*** RECORD SET ***
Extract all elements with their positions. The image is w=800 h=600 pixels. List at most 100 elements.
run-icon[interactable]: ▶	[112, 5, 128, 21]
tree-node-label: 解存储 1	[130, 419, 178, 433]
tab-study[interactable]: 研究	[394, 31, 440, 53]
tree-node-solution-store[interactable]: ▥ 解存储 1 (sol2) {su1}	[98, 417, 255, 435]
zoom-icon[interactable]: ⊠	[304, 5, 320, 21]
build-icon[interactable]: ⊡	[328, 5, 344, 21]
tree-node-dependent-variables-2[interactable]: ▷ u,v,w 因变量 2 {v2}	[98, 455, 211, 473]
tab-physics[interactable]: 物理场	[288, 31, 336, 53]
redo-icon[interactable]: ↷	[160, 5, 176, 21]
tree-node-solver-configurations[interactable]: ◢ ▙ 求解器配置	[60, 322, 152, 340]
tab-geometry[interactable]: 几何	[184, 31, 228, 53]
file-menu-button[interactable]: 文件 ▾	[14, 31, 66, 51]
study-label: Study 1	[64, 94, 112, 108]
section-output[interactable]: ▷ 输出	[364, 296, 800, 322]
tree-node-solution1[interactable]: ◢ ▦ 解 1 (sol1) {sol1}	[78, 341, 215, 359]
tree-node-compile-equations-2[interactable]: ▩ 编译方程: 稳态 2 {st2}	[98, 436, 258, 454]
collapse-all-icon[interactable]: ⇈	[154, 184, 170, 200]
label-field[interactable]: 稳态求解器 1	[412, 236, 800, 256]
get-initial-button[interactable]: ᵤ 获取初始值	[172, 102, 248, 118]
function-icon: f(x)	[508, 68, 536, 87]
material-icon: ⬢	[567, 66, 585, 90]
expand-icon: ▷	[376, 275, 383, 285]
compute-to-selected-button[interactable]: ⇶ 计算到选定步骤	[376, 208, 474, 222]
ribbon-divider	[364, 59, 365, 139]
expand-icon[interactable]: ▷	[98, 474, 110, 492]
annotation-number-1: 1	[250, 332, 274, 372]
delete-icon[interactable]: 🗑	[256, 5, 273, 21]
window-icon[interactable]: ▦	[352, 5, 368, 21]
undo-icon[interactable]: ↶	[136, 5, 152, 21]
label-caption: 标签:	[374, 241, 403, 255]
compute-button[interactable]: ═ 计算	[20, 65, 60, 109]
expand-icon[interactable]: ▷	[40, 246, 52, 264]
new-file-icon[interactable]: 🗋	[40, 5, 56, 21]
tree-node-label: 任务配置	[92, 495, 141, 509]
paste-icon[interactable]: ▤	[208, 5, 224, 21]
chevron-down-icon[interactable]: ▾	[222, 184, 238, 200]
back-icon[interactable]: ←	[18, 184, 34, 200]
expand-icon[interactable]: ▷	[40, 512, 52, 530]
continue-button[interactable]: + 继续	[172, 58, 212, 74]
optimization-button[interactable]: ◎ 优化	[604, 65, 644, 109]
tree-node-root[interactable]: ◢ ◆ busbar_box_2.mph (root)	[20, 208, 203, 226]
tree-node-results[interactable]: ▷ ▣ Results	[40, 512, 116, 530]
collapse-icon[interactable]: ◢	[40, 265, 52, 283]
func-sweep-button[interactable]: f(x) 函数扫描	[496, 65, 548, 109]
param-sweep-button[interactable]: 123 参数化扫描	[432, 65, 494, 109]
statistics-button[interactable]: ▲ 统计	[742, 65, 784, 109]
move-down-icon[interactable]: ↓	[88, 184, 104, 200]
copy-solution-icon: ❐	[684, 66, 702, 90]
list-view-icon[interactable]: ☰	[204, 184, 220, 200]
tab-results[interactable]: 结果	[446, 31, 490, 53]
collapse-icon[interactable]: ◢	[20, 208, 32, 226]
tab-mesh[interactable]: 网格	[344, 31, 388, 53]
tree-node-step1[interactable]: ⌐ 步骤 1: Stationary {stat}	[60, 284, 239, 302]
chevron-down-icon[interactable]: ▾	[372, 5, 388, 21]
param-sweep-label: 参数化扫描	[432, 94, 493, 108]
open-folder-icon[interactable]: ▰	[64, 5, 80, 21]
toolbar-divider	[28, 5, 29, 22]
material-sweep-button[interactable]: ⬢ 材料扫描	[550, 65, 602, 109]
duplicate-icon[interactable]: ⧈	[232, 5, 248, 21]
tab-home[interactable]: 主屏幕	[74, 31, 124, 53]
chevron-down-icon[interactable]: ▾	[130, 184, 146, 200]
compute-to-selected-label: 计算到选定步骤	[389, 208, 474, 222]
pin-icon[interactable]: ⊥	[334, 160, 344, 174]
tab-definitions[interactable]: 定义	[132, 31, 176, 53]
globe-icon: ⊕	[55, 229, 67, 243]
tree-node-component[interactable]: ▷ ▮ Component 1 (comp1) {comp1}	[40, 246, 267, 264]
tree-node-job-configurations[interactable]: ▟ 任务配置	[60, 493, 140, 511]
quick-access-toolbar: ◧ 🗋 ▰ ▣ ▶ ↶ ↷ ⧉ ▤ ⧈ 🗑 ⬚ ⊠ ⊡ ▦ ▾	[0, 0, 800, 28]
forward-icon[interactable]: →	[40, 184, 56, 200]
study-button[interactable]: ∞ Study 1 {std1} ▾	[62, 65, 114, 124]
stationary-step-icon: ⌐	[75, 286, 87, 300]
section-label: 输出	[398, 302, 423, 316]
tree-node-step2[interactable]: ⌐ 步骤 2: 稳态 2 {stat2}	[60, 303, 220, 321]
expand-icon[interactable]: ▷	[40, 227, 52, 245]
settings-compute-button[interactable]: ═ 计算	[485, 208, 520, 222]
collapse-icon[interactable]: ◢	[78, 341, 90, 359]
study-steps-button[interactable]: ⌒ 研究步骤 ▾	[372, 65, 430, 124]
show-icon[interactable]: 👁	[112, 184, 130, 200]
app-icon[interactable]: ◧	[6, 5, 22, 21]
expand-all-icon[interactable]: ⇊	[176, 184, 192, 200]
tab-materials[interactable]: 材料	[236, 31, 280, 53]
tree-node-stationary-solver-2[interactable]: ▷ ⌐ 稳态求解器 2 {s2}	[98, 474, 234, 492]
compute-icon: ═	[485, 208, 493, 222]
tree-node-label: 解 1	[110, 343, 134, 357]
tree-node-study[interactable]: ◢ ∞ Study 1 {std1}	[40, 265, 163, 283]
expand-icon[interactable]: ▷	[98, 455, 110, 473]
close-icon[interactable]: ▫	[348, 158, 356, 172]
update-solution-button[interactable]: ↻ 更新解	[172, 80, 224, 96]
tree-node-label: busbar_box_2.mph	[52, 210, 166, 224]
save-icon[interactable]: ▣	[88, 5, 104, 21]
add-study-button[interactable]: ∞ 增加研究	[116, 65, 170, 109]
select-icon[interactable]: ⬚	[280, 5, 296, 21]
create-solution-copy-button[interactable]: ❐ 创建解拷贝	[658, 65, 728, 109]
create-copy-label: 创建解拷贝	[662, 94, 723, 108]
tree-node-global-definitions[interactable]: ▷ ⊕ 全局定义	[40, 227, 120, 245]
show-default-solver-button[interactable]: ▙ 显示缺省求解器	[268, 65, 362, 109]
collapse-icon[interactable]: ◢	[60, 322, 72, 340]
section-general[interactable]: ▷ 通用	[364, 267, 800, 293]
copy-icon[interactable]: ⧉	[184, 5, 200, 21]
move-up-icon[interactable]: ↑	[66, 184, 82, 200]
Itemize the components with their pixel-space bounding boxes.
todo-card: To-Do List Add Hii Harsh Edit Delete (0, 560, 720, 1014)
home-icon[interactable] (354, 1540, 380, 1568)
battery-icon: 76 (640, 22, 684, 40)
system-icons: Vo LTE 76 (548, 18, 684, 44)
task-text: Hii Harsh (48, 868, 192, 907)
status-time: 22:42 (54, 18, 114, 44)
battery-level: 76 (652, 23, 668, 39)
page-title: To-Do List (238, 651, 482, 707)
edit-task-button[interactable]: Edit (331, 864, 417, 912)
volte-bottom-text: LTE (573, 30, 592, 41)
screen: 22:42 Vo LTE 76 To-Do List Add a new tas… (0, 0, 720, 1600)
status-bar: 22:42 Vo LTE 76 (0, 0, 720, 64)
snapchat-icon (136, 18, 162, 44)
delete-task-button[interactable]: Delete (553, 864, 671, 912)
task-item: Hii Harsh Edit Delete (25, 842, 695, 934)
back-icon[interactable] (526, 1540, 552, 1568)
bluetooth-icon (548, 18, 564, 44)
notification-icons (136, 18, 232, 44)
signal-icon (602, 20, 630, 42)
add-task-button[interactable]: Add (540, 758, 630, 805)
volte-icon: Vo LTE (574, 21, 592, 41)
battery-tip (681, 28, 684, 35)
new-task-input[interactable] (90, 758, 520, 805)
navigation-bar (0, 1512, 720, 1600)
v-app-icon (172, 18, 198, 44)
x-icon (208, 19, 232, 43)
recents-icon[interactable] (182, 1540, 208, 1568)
***
● **REQUIREMENTS**
Put the lines from the start of the records through the line that contains "tree-node-solution-store[interactable]: ▥ 解存储" into a numbered list, leaving out any blank lines.

● **RESULT OF THIS EXERCISE**
1. Extract all elements with their positions. The image is w=800 h=600 pixels. List at most 100 elements.
2. run-icon[interactable]: ▶	[112, 5, 128, 21]
3. tree-node-label: 解存储 1	[130, 419, 178, 433]
4. tab-study[interactable]: 研究	[394, 31, 440, 53]
5. tree-node-solution-store[interactable]: ▥ 解存储 1 (sol2) {su1}	[98, 417, 255, 435]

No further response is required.